> GOAL OF THE EXERCISE
In the listing below, find every line with the string "Rate" and pull it out.
◇ ◇ ◇ ◇ ◇
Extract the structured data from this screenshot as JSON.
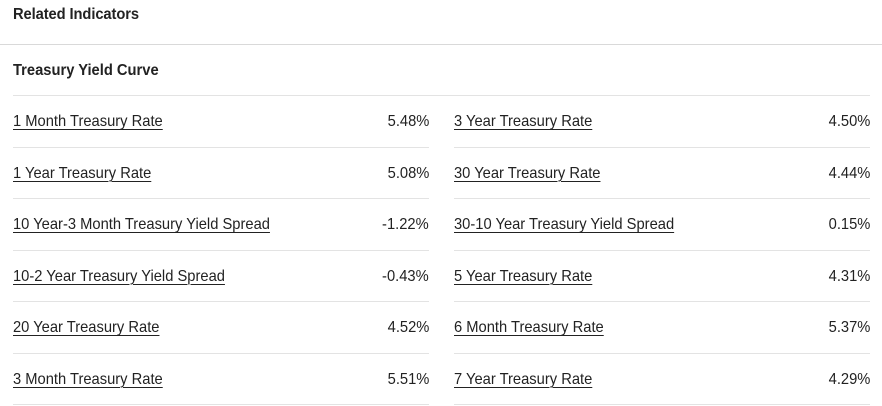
{
  "panel": {
    "title": "Related Indicators"
  },
  "section": {
    "title": "Treasury Yield Curve"
  },
  "left_column": [
    {
      "label": "1 Month Treasury Rate",
      "value": "5.48%"
    },
    {
      "label": "1 Year Treasury Rate",
      "value": "5.08%"
    },
    {
      "label": "10 Year-3 Month Treasury Yield Spread",
      "value": "-1.22%"
    },
    {
      "label": "10-2 Year Treasury Yield Spread",
      "value": "-0.43%"
    },
    {
      "label": "20 Year Treasury Rate",
      "value": "4.52%"
    },
    {
      "label": "3 Month Treasury Rate",
      "value": "5.51%"
    }
  ],
  "right_column": [
    {
      "label": "3 Year Treasury Rate",
      "value": "4.50%"
    },
    {
      "label": "30 Year Treasury Rate",
      "value": "4.44%"
    },
    {
      "label": "30-10 Year Treasury Yield Spread",
      "value": "0.15%"
    },
    {
      "label": "5 Year Treasury Rate",
      "value": "4.31%"
    },
    {
      "label": "6 Month Treasury Rate",
      "value": "5.37%"
    },
    {
      "label": "7 Year Treasury Rate",
      "value": "4.29%"
    }
  ]
}
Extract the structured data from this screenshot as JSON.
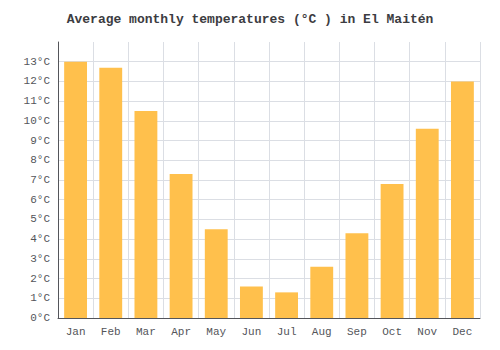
{
  "chart_data": {
    "type": "bar",
    "title": "Average monthly temperatures (°C ) in El Maitén",
    "categories": [
      "Jan",
      "Feb",
      "Mar",
      "Apr",
      "May",
      "Jun",
      "Jul",
      "Aug",
      "Sep",
      "Oct",
      "Nov",
      "Dec"
    ],
    "values": [
      13.0,
      12.7,
      10.5,
      7.3,
      4.5,
      1.6,
      1.3,
      2.6,
      4.3,
      6.8,
      9.6,
      12.0
    ],
    "color": "#FFC04C",
    "ylim": [
      0,
      14
    ],
    "yticks": [
      {
        "value": 0,
        "label": "0°C"
      },
      {
        "value": 1,
        "label": "1°C"
      },
      {
        "value": 2,
        "label": "2°C"
      },
      {
        "value": 3,
        "label": "3°C"
      },
      {
        "value": 4,
        "label": "4°C"
      },
      {
        "value": 5,
        "label": "5°C"
      },
      {
        "value": 6,
        "label": "6°C"
      },
      {
        "value": 7,
        "label": "7°C"
      },
      {
        "value": 8,
        "label": "8°C"
      },
      {
        "value": 9,
        "label": "9°C"
      },
      {
        "value": 10,
        "label": "10°C"
      },
      {
        "value": 11,
        "label": "11°C"
      },
      {
        "value": 12,
        "label": "12°C"
      },
      {
        "value": 13,
        "label": "13°C"
      }
    ],
    "grid": true
  }
}
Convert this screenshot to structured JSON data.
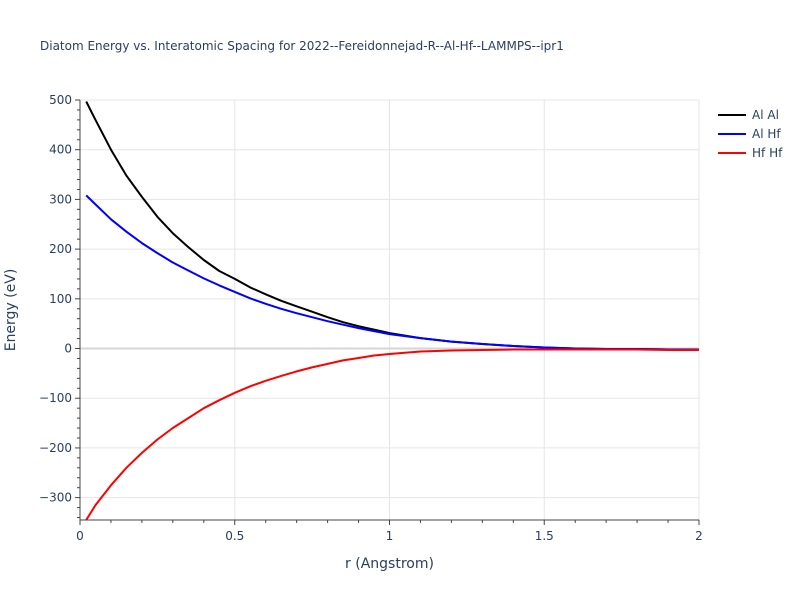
{
  "chart_data": {
    "type": "line",
    "title": "Diatom Energy vs. Interatomic Spacing for 2022--Fereidonnejad-R--Al-Hf--LAMMPS--ipr1",
    "xlabel": "r (Angstrom)",
    "ylabel": "Energy (eV)",
    "xlim": [
      0,
      2
    ],
    "ylim": [
      -345,
      500
    ],
    "xticks": [
      0,
      0.5,
      1,
      1.5,
      2
    ],
    "xtick_labels": [
      "0",
      "0.5",
      "1",
      "1.5",
      "2"
    ],
    "yticks": [
      -300,
      -200,
      -100,
      0,
      100,
      200,
      300,
      400,
      500
    ],
    "ytick_labels": [
      "−300",
      "−200",
      "−100",
      "0",
      "100",
      "200",
      "300",
      "400",
      "500"
    ],
    "grid": true,
    "legend_position": "top-right",
    "series": [
      {
        "name": "Al Al",
        "color": "#000000",
        "x": [
          0.02,
          0.05,
          0.1,
          0.15,
          0.2,
          0.25,
          0.3,
          0.35,
          0.4,
          0.45,
          0.5,
          0.55,
          0.6,
          0.65,
          0.7,
          0.75,
          0.8,
          0.85,
          0.9,
          0.95,
          1.0,
          1.1,
          1.2,
          1.3,
          1.4,
          1.5,
          1.6,
          1.7,
          1.8,
          1.9,
          2.0
        ],
        "y": [
          497,
          460,
          400,
          348,
          305,
          265,
          232,
          204,
          178,
          156,
          140,
          123,
          109,
          96,
          85,
          74,
          63,
          53,
          45,
          38,
          31,
          21,
          14,
          9,
          5,
          2,
          0,
          -1,
          -1,
          -2,
          -2
        ]
      },
      {
        "name": "Al Hf",
        "color": "#0000ff",
        "x": [
          0.02,
          0.05,
          0.1,
          0.15,
          0.2,
          0.25,
          0.3,
          0.35,
          0.4,
          0.45,
          0.5,
          0.55,
          0.6,
          0.65,
          0.7,
          0.75,
          0.8,
          0.85,
          0.9,
          0.95,
          1.0,
          1.1,
          1.2,
          1.3,
          1.4,
          1.5,
          1.6,
          1.7,
          1.8,
          1.9,
          2.0
        ],
        "y": [
          308,
          290,
          260,
          235,
          212,
          192,
          173,
          157,
          141,
          127,
          114,
          101,
          90,
          80,
          71,
          63,
          55,
          48,
          41,
          35,
          29,
          21,
          14,
          9,
          5,
          2,
          0,
          -1,
          -1,
          -2,
          -2
        ]
      },
      {
        "name": "Hf Hf",
        "color": "#ff0000",
        "x": [
          0.02,
          0.05,
          0.1,
          0.15,
          0.2,
          0.25,
          0.3,
          0.35,
          0.4,
          0.45,
          0.5,
          0.55,
          0.6,
          0.65,
          0.7,
          0.75,
          0.8,
          0.85,
          0.9,
          0.95,
          1.0,
          1.1,
          1.2,
          1.3,
          1.4,
          1.5,
          1.6,
          1.7,
          1.8,
          1.9,
          2.0
        ],
        "y": [
          -345,
          -315,
          -275,
          -240,
          -210,
          -183,
          -160,
          -140,
          -120,
          -104,
          -89,
          -76,
          -65,
          -55,
          -46,
          -38,
          -31,
          -24,
          -19,
          -14,
          -11,
          -6,
          -4,
          -3,
          -2,
          -2,
          -2,
          -2,
          -2,
          -3,
          -3
        ]
      }
    ]
  }
}
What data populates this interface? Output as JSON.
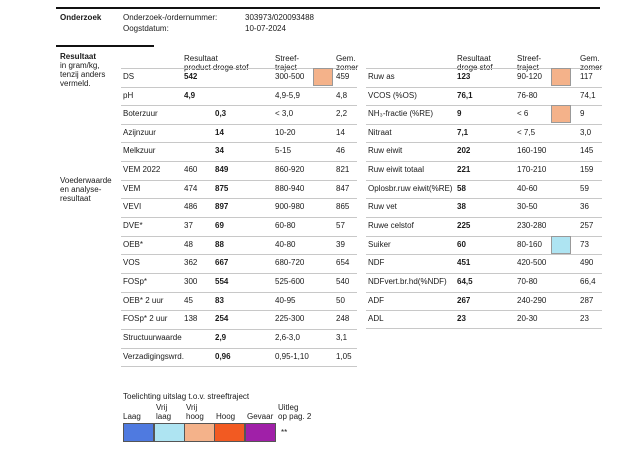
{
  "header": {
    "title": "Onderzoek",
    "order_label": "Onderzoek-/ordernummer:",
    "order_value": "303973/020093488",
    "date_label": "Oogstdatum:",
    "date_value": "10-07-2024"
  },
  "section1_label": [
    "Resultaat",
    "in gram/kg,",
    "tenzij anders",
    "vermeld."
  ],
  "section2_label": [
    "Voederwaarde",
    "en analyse-",
    "resultaat"
  ],
  "left_headers": {
    "col1": [
      "Resultaat",
      "product droge stof"
    ],
    "col2": [
      "Streef-",
      "traject"
    ],
    "col3": [
      "Gem.",
      "zomer"
    ]
  },
  "right_headers": {
    "col1": [
      "Resultaat",
      "droge stof"
    ],
    "col2": [
      "Streef-",
      "traject"
    ],
    "col3": [
      "Gem.",
      "zomer"
    ]
  },
  "left_rows": [
    {
      "name": "DS",
      "product": "542",
      "ds": "",
      "range": "300-500",
      "avg": "459",
      "indicator": "high"
    },
    {
      "name": "pH",
      "product": "4,9",
      "ds": "",
      "range": "4,9-5,9",
      "avg": "4,8",
      "indicator": ""
    },
    {
      "name": "Boterzuur",
      "product": "",
      "ds": "0,3",
      "range": "< 3,0",
      "avg": "2,2",
      "indicator": ""
    },
    {
      "name": "Azijnzuur",
      "product": "",
      "ds": "14",
      "range": "10-20",
      "avg": "14",
      "indicator": ""
    },
    {
      "name": "Melkzuur",
      "product": "",
      "ds": "34",
      "range": "5-15",
      "avg": "46",
      "indicator": ""
    },
    {
      "name": "VEM 2022",
      "product": "460",
      "ds": "849",
      "range": "860-920",
      "avg": "821",
      "indicator": ""
    },
    {
      "name": "VEM",
      "product": "474",
      "ds": "875",
      "range": "880-940",
      "avg": "847",
      "indicator": ""
    },
    {
      "name": "VEVI",
      "product": "486",
      "ds": "897",
      "range": "900-980",
      "avg": "865",
      "indicator": ""
    },
    {
      "name": "DVE*",
      "product": "37",
      "ds": "69",
      "range": "60-80",
      "avg": "57",
      "indicator": ""
    },
    {
      "name": "OEB*",
      "product": "48",
      "ds": "88",
      "range": "40-80",
      "avg": "39",
      "indicator": ""
    },
    {
      "name": "VOS",
      "product": "362",
      "ds": "667",
      "range": "680-720",
      "avg": "654",
      "indicator": ""
    },
    {
      "name": "FOSp*",
      "product": "300",
      "ds": "554",
      "range": "525-600",
      "avg": "540",
      "indicator": ""
    },
    {
      "name": "OEB* 2 uur",
      "product": "45",
      "ds": "83",
      "range": "40-95",
      "avg": "50",
      "indicator": ""
    },
    {
      "name": "FOSp* 2 uur",
      "product": "138",
      "ds": "254",
      "range": "225-300",
      "avg": "248",
      "indicator": ""
    },
    {
      "name": "Structuurwaarde",
      "product": "",
      "ds": "2,9",
      "range": "2,6-3,0",
      "avg": "3,1",
      "indicator": ""
    },
    {
      "name": "Verzadigingswrd.",
      "product": "",
      "ds": "0,96",
      "range": "0,95-1,10",
      "avg": "1,05",
      "indicator": ""
    }
  ],
  "right_rows": [
    {
      "name": "Ruw as",
      "ds": "123",
      "range": "90-120",
      "avg": "117",
      "indicator": "high"
    },
    {
      "name": "VCOS (%OS)",
      "ds": "76,1",
      "range": "76-80",
      "avg": "74,1",
      "indicator": ""
    },
    {
      "name": "NH₃-fractie (%RE)",
      "ds": "9",
      "range": "< 6",
      "avg": "9",
      "indicator": "high"
    },
    {
      "name": "Nitraat",
      "ds": "7,1",
      "range": "< 7,5",
      "avg": "3,0",
      "indicator": ""
    },
    {
      "name": "Ruw eiwit",
      "ds": "202",
      "range": "160-190",
      "avg": "145",
      "indicator": ""
    },
    {
      "name": "Ruw eiwit totaal",
      "ds": "221",
      "range": "170-210",
      "avg": "159",
      "indicator": ""
    },
    {
      "name": "Oplosbr.ruw eiwit(%RE)",
      "ds": "58",
      "range": "40-60",
      "avg": "59",
      "indicator": ""
    },
    {
      "name": "Ruw vet",
      "ds": "38",
      "range": "30-50",
      "avg": "36",
      "indicator": ""
    },
    {
      "name": "Ruwe celstof",
      "ds": "225",
      "range": "230-280",
      "avg": "257",
      "indicator": ""
    },
    {
      "name": "Suiker",
      "ds": "60",
      "range": "80-160",
      "avg": "73",
      "indicator": "low"
    },
    {
      "name": "NDF",
      "ds": "451",
      "range": "420-500",
      "avg": "490",
      "indicator": ""
    },
    {
      "name": "NDFvert.br.hd(%NDF)",
      "ds": "64,5",
      "range": "70-80",
      "avg": "66,4",
      "indicator": ""
    },
    {
      "name": "ADF",
      "ds": "267",
      "range": "240-290",
      "avg": "287",
      "indicator": ""
    },
    {
      "name": "ADL",
      "ds": "23",
      "range": "20-30",
      "avg": "23",
      "indicator": ""
    }
  ],
  "legend": {
    "title": "Toelichting uitslag t.o.v. streeftraject",
    "items": [
      {
        "label": [
          "",
          "Laag"
        ],
        "color": "#4f7ae0"
      },
      {
        "label": [
          "Vrij",
          "laag"
        ],
        "color": "#aee4f2"
      },
      {
        "label": [
          "Vrij",
          "hoog"
        ],
        "color": "#f4b28a"
      },
      {
        "label": [
          "",
          "Hoog"
        ],
        "color": "#f25a22"
      },
      {
        "label": [
          "",
          "Gevaar"
        ],
        "color": "#a020a8"
      }
    ],
    "note": [
      "Uitleg",
      "op pag. 2"
    ],
    "stars": "**"
  }
}
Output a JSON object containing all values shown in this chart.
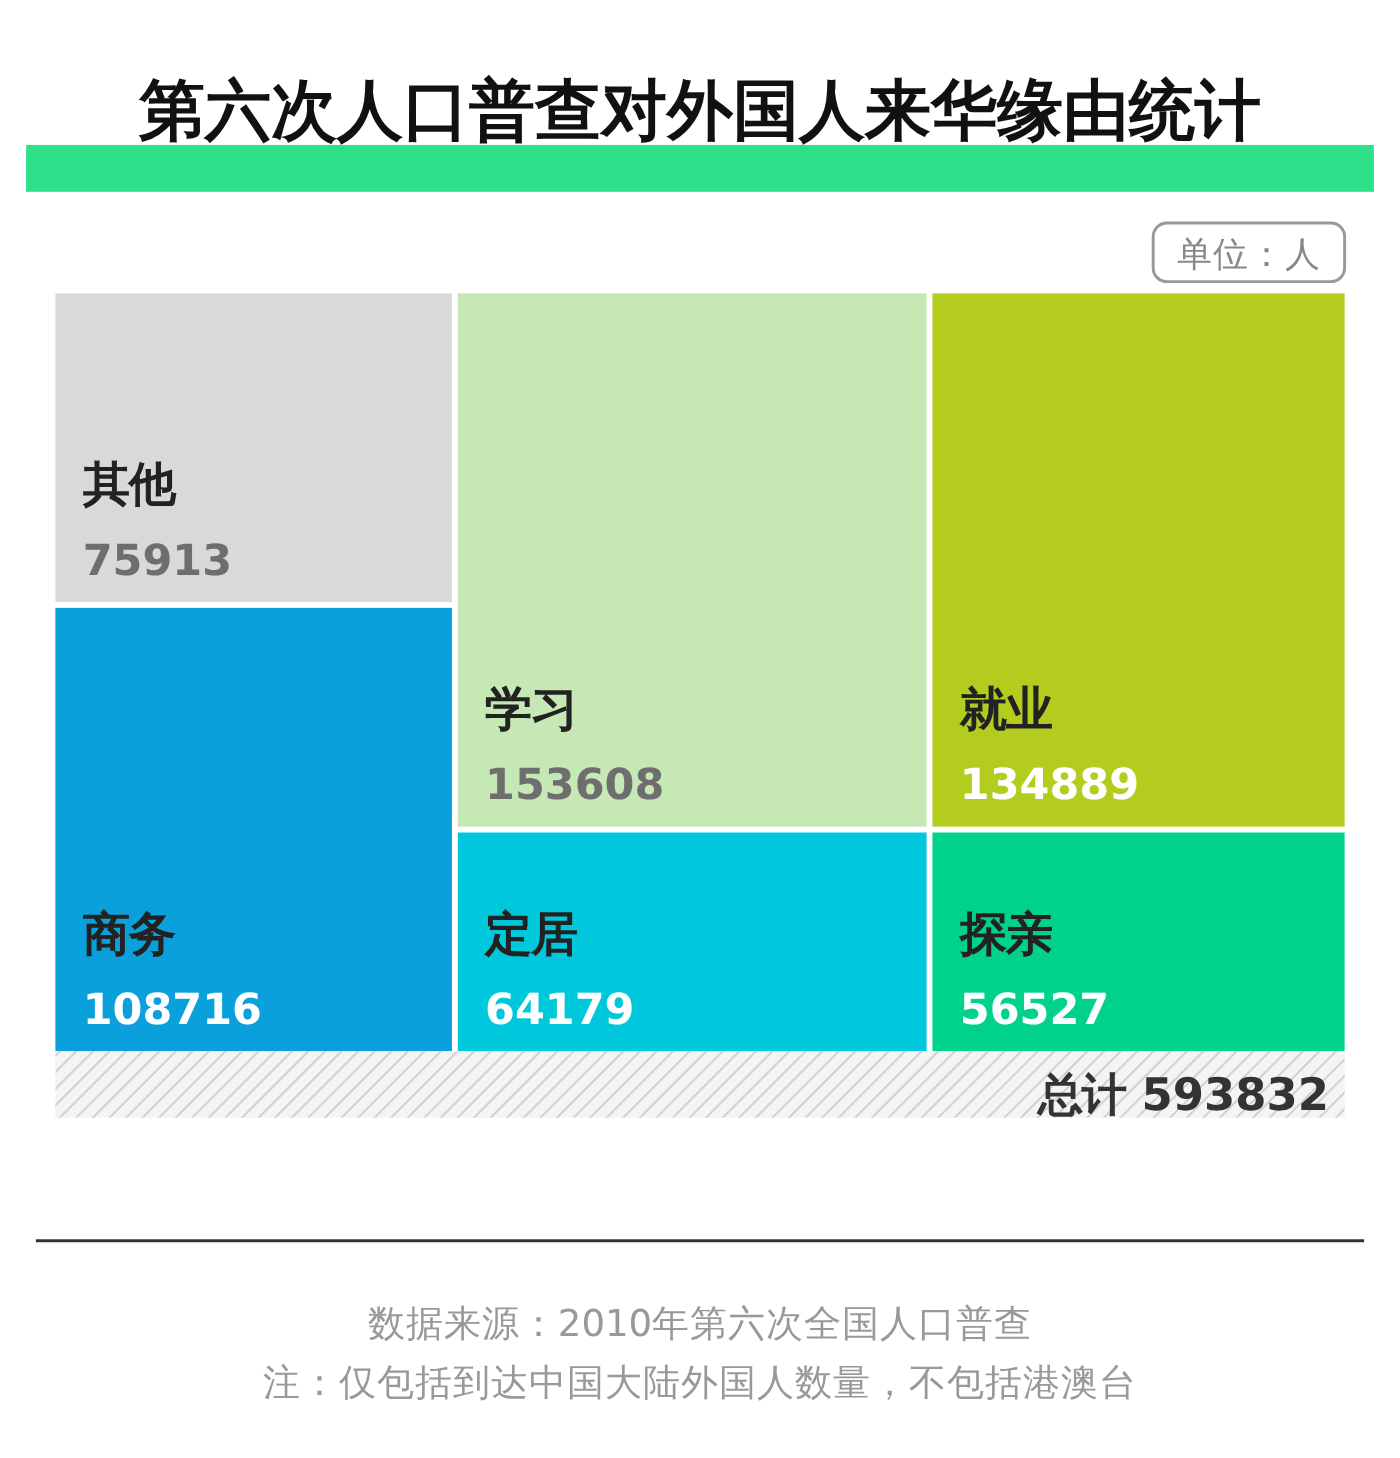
◇ ◇ ◇ ◇ ◇
> FINAL ANSWER
      "label": "1 Month Treasury Rate",
      "label": "1 Year Treasury Rate",
      "label": "20 Year Treasury Rate",
      "label": "3 Month Treasury Rate",
      "label": "3 Year Treasury Rate",
      "label": "30 Year Treasury Rate",
      "label": "5 Year Treasury Rate",
      "label": "6 Month Treasury Rate",
      "label": "7 Year Treasury Rate",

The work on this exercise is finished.